Task to carry out
Locate the word "降雨強度の扱い" in the material, then show every line that holds it.

Material supplied
-- Begin --

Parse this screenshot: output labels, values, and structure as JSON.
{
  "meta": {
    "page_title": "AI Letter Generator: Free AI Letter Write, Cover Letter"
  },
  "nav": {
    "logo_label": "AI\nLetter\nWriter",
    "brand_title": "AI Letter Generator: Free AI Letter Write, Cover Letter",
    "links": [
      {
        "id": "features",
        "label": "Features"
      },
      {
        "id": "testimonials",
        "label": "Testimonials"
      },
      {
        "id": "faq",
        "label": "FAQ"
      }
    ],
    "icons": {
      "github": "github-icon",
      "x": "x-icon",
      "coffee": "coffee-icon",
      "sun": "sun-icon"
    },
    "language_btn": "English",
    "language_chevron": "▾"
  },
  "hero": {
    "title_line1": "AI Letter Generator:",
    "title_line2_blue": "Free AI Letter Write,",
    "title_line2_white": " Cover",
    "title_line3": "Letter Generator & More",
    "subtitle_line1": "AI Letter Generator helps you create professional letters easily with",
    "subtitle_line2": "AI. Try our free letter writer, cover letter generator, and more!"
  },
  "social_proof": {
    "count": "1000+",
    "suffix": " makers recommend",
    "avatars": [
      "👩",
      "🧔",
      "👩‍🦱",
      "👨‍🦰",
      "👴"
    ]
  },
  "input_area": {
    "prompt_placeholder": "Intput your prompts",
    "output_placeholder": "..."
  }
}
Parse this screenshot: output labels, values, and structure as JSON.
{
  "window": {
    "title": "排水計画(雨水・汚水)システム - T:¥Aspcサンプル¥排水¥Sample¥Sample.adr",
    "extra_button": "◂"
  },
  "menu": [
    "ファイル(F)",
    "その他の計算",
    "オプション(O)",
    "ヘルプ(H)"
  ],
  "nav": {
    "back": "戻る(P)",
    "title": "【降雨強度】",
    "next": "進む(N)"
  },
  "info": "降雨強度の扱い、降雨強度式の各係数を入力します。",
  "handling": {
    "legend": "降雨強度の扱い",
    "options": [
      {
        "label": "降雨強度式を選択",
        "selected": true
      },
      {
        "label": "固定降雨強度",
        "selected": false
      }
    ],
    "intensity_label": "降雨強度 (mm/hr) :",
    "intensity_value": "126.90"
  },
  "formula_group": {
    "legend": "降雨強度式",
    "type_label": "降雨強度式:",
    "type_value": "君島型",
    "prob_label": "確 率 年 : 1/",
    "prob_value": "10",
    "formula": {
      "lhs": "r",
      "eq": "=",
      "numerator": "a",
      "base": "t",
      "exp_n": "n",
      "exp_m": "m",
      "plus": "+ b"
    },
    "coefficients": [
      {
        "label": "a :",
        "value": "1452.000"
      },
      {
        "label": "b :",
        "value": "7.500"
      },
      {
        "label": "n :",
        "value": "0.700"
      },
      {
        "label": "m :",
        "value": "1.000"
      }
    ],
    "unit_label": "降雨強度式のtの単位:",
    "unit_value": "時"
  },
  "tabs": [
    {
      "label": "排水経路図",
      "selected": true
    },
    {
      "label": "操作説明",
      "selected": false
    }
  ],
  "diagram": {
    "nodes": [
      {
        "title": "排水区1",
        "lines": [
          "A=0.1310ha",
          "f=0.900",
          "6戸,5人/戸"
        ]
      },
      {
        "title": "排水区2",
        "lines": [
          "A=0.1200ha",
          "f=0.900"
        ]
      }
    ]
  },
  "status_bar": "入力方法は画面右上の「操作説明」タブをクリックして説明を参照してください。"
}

-- End --

Answer to this task
  "info": "降雨強度の扱い、降雨強度式の各係数を入力します。",
    "legend": "降雨強度の扱い",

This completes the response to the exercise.